What the exercise asks: Using the records below, locate all lines containing "living" and return them.

Rows:

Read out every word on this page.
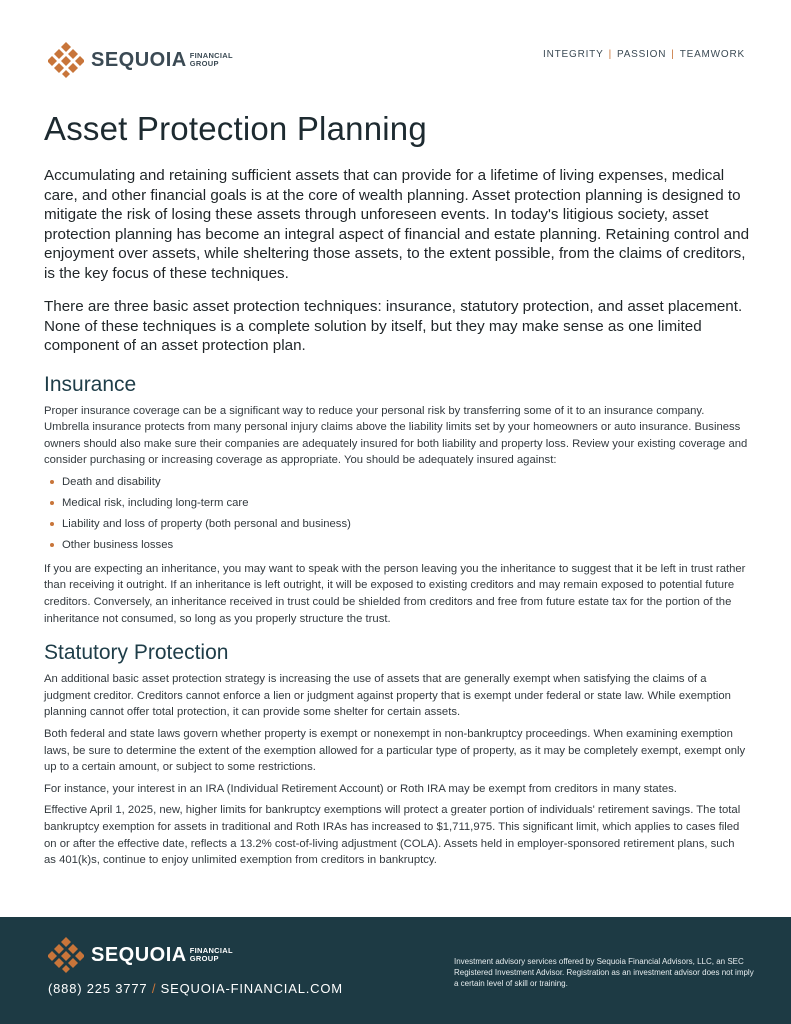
SEQUOIA FINANCIAL
GROUP
INTEGRITY | PASSION | TEAMWORK
Asset Protection Planning

Accumulating and retaining sufficient assets that can provide for a lifetime of living expenses, medical care, and other financial goals is at the core of wealth planning. Asset protection planning is designed to mitigate the risk of losing these assets through unforeseen events. In today's litigious society, asset protection planning has become an integral aspect of financial and estate planning. Retaining control and enjoyment over assets, while sheltering those assets, to the extent possible, from the claims of creditors, is the key focus of these techniques.

There are three basic asset protection techniques: insurance, statutory protection, and asset placement. None of these techniques is a complete solution by itself, but they may make sense as one limited component of an asset protection plan.

Insurance

Proper insurance coverage can be a significant way to reduce your personal risk by transferring some of it to an insurance company. Umbrella insurance protects from many personal injury claims above the liability limits set by your homeowners or auto insurance. Business owners should also make sure their companies are adequately insured for both liability and property loss. Review your existing coverage and consider purchasing or increasing coverage as appropriate. You should be adequately insured against:

Death and disability
Medical risk, including long-term care
Liability and loss of property (both personal and business)
Other business losses

If you are expecting an inheritance, you may want to speak with the person leaving you the inheritance to suggest that it be left in trust rather than receiving it outright. If an inheritance is left outright, it will be exposed to existing creditors and may remain exposed to potential future creditors. Conversely, an inheritance received in trust could be shielded from creditors and free from future estate tax for the portion of the inheritance not consumed, so long as you properly structure the trust.

Statutory Protection

An additional basic asset protection strategy is increasing the use of assets that are generally exempt when satisfying the claims of a judgment creditor. Creditors cannot enforce a lien or judgment against property that is exempt under federal or state law. While exemption planning cannot offer total protection, it can provide some shelter for certain assets.

Both federal and state laws govern whether property is exempt or nonexempt in non-bankruptcy proceedings. When examining exemption laws, be sure to determine the extent of the exemption allowed for a particular type of property, as it may be completely exempt, exempt only up to a certain amount, or subject to some restrictions.

For instance, your interest in an IRA (Individual Retirement Account) or Roth IRA may be exempt from creditors in many states.

Effective April 1, 2025, new, higher limits for bankruptcy exemptions will protect a greater portion of individuals' retirement savings. The total bankruptcy exemption for assets in traditional and Roth IRAs has increased to $1,711,975. This significant limit, which applies to cases filed on or after the effective date, reflects a 13.2% cost-of-living adjustment (COLA). Assets held in employer-sponsored retirement plans, such as 401(k)s, continue to enjoy unlimited exemption from creditors in bankruptcy.

SEQUOIA FINANCIAL
GROUP
(888) 225 3777 / SEQUOIA-FINANCIAL.COM
Investment advisory services offered by Sequoia Financial Advisors, LLC, an SEC Registered Investment Advisor. Registration as an investment advisor does not imply a certain level of skill or training.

Right answer:
Accumulating and retaining sufficient assets that can provide for a lifetime of living expenses, medical care, and other financial goals is at the core of wealth planning. Asset protection planning is designed to mitigate the risk of losing these assets through unforeseen events. In today's litigious society, asset protection planning has become an integral aspect of financial and estate planning. Retaining control and enjoyment over assets, while sheltering those assets, to the extent possible, from the claims of creditors, is the key focus of these techniques.
Effective April 1, 2025, new, higher limits for bankruptcy exemptions will protect a greater portion of individuals' retirement savings. The total bankruptcy exemption for assets in traditional and Roth IRAs has increased to $1,711,975. This significant limit, which applies to cases filed on or after the effective date, reflects a 13.2% cost-of-living adjustment (COLA). Assets held in employer-sponsored retirement plans, such as 401(k)s, continue to enjoy unlimited exemption from creditors in bankruptcy.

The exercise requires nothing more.